(Raw records)
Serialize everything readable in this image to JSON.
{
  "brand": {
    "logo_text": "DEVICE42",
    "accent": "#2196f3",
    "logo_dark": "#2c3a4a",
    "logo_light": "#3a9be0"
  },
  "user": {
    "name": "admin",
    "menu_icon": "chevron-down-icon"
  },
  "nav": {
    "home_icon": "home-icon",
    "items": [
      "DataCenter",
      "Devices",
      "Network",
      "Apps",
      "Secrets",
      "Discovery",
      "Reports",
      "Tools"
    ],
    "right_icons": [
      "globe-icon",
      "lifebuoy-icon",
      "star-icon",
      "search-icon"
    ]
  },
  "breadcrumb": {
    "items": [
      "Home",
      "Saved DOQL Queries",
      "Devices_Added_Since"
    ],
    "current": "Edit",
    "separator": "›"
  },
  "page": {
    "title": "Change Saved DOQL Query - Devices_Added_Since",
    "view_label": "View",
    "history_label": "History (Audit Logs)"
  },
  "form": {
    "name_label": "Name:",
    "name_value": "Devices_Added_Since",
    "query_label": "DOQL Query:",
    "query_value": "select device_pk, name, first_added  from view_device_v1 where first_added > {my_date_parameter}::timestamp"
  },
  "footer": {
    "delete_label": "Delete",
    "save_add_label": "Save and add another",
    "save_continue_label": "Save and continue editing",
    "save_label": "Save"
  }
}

- TO DO:
In the entries above, identify every line with the string "DOQL".

- FINISHED TASK:
      "Saved DOQL Queries",
    "title": "Change Saved DOQL Query - Devices_Added_Since",
    "query_label": "DOQL Query:",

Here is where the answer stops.